--- begin ---

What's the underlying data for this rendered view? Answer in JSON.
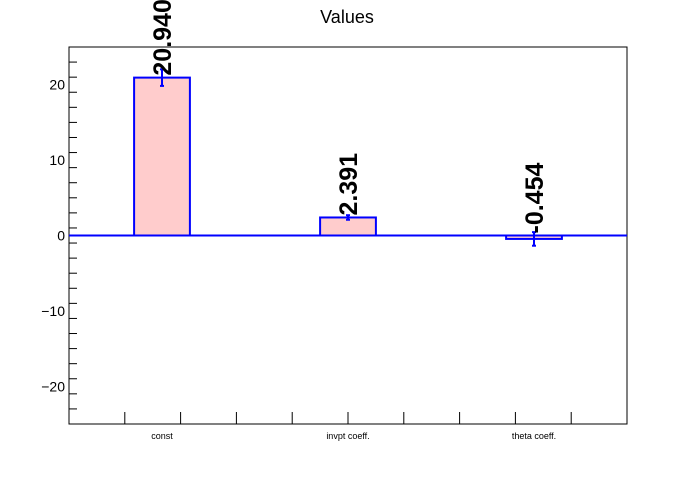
{
  "chart_data": {
    "type": "bar",
    "title": "Values",
    "xlabel": "",
    "ylabel": "",
    "categories": [
      "const",
      "invpt coeff.",
      "theta coeff."
    ],
    "values": [
      20.94,
      2.391,
      -0.454
    ],
    "errors": [
      1.1,
      0.3,
      0.9
    ],
    "value_labels": [
      "20.940",
      "2.391",
      "-0.454"
    ],
    "ylim": [
      -25,
      25
    ],
    "yticks": [
      -20,
      -10,
      0,
      10,
      20
    ],
    "ytick_labels": [
      "−20",
      "−10",
      "0",
      "10",
      "20"
    ],
    "grid": false,
    "legend": "none",
    "colors": {
      "bar_fill": "#ffcccc",
      "bar_edge": "#0000ff",
      "zero_line": "#0000ff",
      "axis": "#000000",
      "label": "#000000"
    }
  }
}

--- end ---

EXERCISE: Without the pictures, print the records in full, exactly as they appear.

EXERCISE ANSWER:
What's the underlying data for this rendered view? Answer in JSON.
{
  "chart_data": {
    "type": "bar",
    "title": "Values",
    "xlabel": "",
    "ylabel": "",
    "categories": [
      "const",
      "invpt coeff.",
      "theta coeff."
    ],
    "values": [
      20.94,
      2.391,
      -0.454
    ],
    "errors": [
      1.1,
      0.3,
      0.9
    ],
    "value_labels": [
      "20.940",
      "2.391",
      "-0.454"
    ],
    "ylim": [
      -25,
      25
    ],
    "yticks": [
      -20,
      -10,
      0,
      10,
      20
    ],
    "ytick_labels": [
      "−20",
      "−10",
      "0",
      "10",
      "20"
    ],
    "grid": false,
    "legend": "none",
    "colors": {
      "bar_fill": "#ffcccc",
      "bar_edge": "#0000ff",
      "zero_line": "#0000ff",
      "axis": "#000000",
      "label": "#000000"
    }
  }
}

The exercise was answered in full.